Directive:
Go through the material below and copy all lines with "depends".

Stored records
------------------------------

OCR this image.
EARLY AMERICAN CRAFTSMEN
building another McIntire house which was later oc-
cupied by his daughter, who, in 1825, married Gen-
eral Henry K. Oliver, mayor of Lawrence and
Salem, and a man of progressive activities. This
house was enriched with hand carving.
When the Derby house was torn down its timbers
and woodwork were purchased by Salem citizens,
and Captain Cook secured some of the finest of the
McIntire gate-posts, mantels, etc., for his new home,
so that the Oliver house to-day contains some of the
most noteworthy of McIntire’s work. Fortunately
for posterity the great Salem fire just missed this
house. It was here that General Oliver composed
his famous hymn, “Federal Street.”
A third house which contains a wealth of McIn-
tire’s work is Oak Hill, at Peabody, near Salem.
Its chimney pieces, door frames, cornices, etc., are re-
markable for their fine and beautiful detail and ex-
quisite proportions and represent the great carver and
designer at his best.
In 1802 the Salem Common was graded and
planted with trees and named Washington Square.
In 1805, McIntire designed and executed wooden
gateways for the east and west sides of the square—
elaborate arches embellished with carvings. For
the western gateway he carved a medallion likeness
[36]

------------------------------

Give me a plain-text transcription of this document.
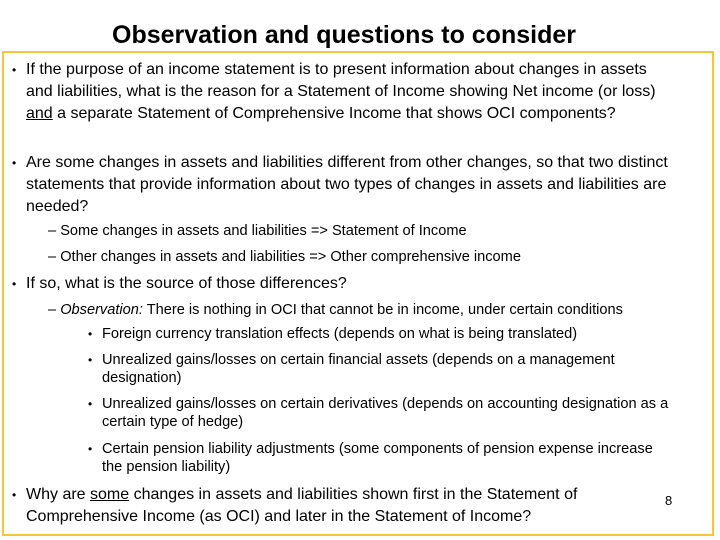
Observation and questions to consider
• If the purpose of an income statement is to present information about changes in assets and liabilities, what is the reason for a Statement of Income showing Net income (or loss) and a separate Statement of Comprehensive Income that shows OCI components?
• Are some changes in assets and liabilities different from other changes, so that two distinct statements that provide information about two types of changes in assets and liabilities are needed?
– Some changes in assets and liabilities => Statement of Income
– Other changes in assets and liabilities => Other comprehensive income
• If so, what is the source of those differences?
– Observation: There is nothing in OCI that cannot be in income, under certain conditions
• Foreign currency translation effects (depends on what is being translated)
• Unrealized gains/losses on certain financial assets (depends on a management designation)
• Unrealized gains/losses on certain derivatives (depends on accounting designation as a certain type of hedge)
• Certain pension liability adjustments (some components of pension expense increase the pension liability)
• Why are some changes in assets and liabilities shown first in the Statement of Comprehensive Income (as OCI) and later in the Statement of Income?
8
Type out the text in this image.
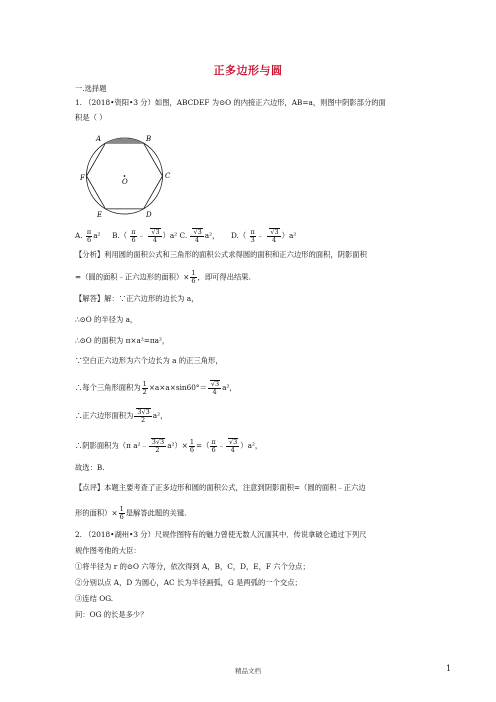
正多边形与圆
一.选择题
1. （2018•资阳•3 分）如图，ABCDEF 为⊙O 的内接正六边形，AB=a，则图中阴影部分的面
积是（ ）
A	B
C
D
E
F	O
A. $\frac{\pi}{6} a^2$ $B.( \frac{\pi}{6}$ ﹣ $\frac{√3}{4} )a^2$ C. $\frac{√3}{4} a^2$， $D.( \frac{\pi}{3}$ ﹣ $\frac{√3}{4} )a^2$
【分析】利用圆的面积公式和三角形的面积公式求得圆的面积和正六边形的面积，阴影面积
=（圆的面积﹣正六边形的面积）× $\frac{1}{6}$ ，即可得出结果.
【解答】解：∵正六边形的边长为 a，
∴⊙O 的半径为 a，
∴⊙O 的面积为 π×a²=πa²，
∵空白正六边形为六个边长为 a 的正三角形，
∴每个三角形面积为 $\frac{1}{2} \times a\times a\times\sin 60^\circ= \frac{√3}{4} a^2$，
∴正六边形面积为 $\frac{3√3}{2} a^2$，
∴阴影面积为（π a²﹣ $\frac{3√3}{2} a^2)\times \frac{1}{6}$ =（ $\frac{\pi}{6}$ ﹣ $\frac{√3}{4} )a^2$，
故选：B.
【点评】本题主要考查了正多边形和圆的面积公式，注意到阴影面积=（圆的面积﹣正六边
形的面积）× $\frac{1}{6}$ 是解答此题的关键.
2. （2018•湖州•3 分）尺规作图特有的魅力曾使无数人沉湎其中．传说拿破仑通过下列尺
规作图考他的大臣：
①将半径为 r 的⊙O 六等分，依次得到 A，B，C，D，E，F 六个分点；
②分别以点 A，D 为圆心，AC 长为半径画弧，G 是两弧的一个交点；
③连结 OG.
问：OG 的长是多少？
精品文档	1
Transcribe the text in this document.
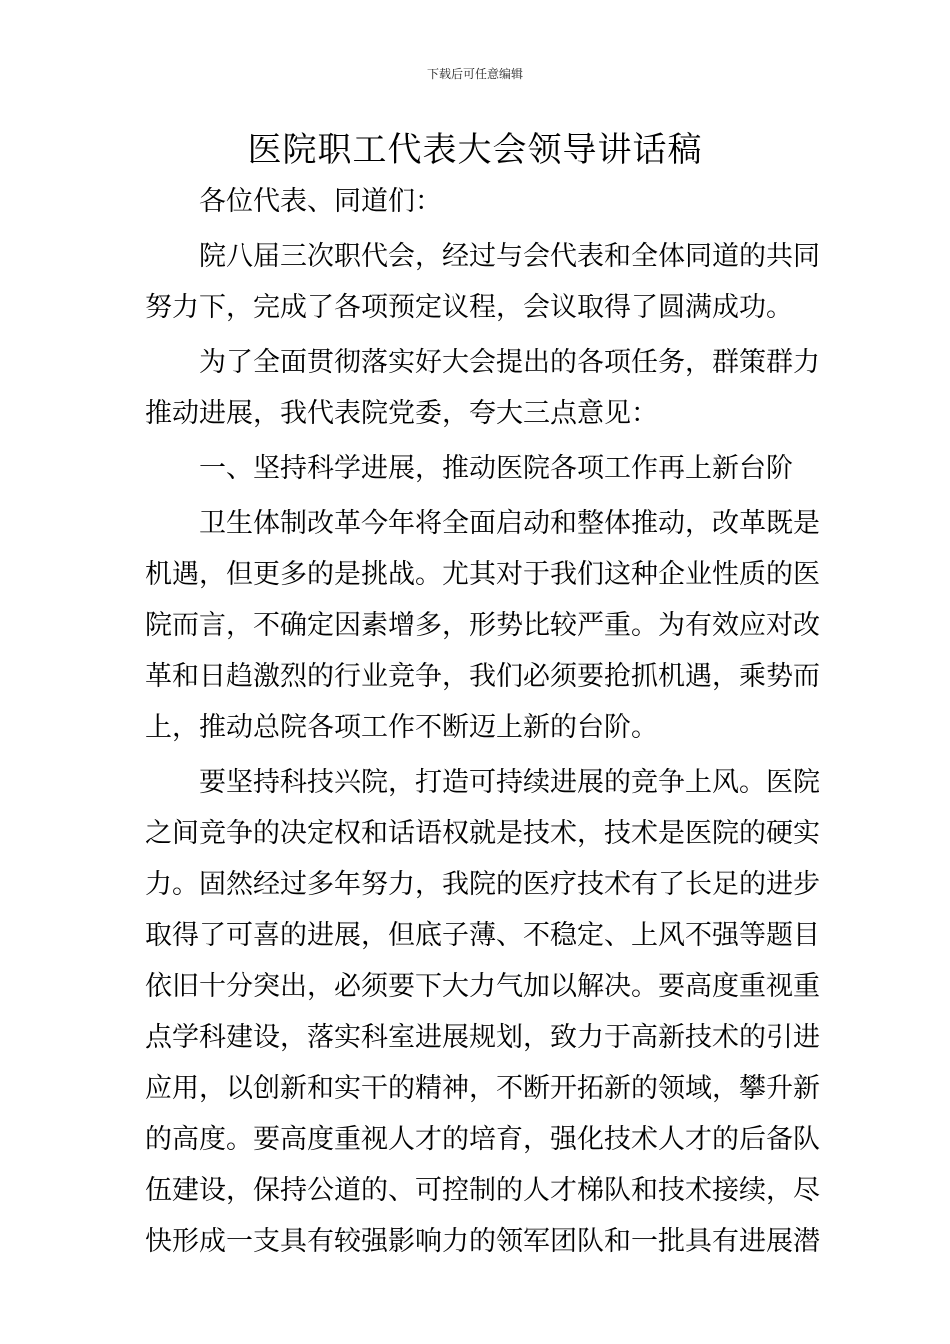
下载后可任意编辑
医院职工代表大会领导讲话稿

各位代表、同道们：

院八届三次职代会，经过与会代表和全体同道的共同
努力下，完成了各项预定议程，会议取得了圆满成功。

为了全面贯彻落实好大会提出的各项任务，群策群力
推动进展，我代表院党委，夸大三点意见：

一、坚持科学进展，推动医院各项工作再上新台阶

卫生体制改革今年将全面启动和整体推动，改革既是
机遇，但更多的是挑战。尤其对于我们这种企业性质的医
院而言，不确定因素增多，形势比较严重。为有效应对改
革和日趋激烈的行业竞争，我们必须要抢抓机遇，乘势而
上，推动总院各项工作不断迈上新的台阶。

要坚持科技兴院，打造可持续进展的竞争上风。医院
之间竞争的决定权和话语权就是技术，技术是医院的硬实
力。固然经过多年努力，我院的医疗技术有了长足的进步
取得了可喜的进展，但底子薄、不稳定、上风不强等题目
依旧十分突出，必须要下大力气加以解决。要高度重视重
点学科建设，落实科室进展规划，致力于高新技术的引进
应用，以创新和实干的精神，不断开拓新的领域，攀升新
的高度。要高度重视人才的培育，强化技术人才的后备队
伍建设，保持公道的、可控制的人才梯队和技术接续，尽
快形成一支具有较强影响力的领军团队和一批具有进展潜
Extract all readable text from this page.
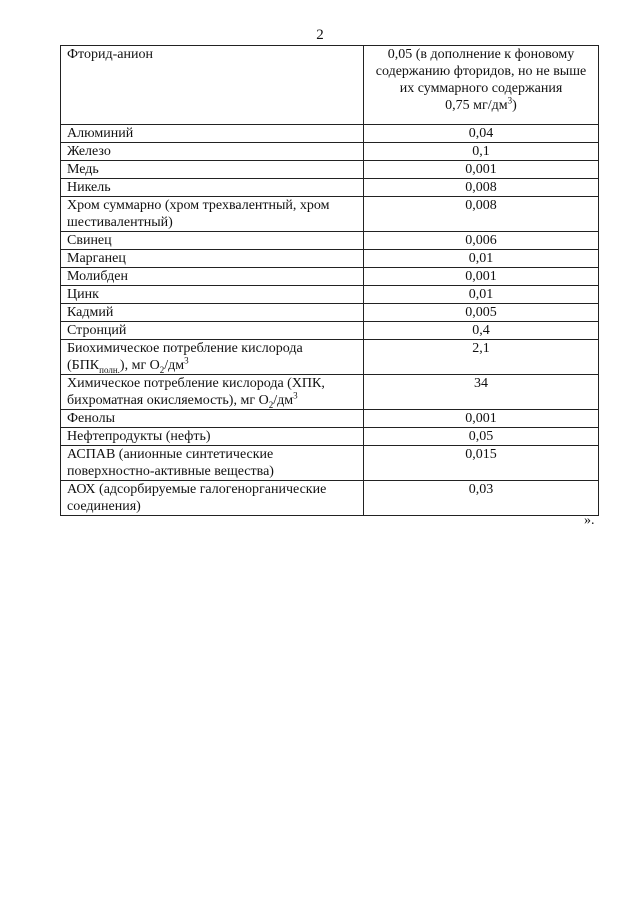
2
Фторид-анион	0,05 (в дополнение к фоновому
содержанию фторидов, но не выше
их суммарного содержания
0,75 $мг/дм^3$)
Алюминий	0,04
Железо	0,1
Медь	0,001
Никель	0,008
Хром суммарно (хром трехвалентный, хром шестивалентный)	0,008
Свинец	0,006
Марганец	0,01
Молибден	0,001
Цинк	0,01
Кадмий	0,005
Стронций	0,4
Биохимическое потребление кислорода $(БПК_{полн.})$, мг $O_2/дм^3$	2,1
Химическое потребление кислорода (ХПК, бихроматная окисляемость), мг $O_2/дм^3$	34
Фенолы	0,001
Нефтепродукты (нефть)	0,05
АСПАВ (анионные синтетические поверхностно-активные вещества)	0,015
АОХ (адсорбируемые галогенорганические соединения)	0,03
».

------------------------------

Complete answer:
• Foreign currency translation effects (depends on what is being translated)
• Unrealized gains/losses on certain financial assets (depends on a management designation)
• Unrealized gains/losses on certain derivatives (depends on accounting designation as a certain type of hedge)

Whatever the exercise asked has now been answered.